Your instructions = Without omitting anything, return the records precisely as given.

Records supplied =
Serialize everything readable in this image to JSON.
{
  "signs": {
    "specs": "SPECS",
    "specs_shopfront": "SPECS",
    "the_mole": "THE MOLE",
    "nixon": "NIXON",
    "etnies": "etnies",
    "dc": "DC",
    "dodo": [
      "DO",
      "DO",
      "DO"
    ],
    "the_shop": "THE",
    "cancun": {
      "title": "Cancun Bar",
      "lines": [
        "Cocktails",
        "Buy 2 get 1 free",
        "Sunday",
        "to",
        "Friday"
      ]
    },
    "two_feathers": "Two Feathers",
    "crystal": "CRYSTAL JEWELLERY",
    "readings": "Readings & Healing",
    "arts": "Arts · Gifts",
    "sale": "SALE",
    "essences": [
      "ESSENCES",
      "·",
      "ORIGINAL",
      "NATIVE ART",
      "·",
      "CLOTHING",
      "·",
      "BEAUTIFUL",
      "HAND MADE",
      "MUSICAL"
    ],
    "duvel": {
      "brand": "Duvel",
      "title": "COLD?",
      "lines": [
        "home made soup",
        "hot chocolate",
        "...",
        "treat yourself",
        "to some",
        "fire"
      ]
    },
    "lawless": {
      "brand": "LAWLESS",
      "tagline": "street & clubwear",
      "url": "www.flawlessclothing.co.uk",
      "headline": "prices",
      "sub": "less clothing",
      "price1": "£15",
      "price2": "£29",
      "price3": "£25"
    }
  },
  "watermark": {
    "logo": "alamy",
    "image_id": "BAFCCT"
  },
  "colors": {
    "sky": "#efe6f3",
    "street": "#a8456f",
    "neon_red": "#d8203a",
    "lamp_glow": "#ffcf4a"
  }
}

Completed exercise =
Serialize everything readable in this image to JSON.
{
  "signs": {
    "specs": "SPECS",
    "specs_shopfront": "SPECS",
    "the_mole": "THE MOLE",
    "nixon": "NIXON",
    "etnies": "etnies",
    "dc": "DC",
    "dodo": [
      "DO",
      "DO",
      "DO"
    ],
    "the_shop": "THE",
    "cancun": {
      "title": "Cancun Bar",
      "lines": [
        "Cocktails",
        "Buy 2 get 1 free",
        "Sunday",
        "to",
        "Friday"
      ]
    },
    "two_feathers": "Two Feathers",
    "crystal": "CRYSTAL JEWELLERY",
    "readings": "Readings & Healing",
    "arts": "Arts · Gifts",
    "sale": "SALE",
    "essences": [
      "ESSENCES",
      "·",
      "ORIGINAL",
      "NATIVE ART",
      "·",
      "CLOTHING",
      "·",
      "BEAUTIFUL",
      "HAND MADE",
      "MUSICAL"
    ],
    "duvel": {
      "brand": "Duvel",
      "title": "COLD?",
      "lines": [
        "home made soup",
        "hot chocolate",
        "...",
        "treat yourself",
        "to some",
        "fire"
      ]
    },
    "lawless": {
      "brand": "LAWLESS",
      "tagline": "street & clubwear",
      "url": "www.flawlessclothing.co.uk",
      "headline": "prices",
      "sub": "less clothing",
      "price1": "£15",
      "price2": "£29",
      "price3": "£25"
    }
  },
  "watermark": {
    "logo": "alamy",
    "image_id": "BAFCCT"
  },
  "colors": {
    "sky": "#efe6f3",
    "street": "#a8456f",
    "neon_red": "#d8203a",
    "lamp_glow": "#ffcf4a"
  }
}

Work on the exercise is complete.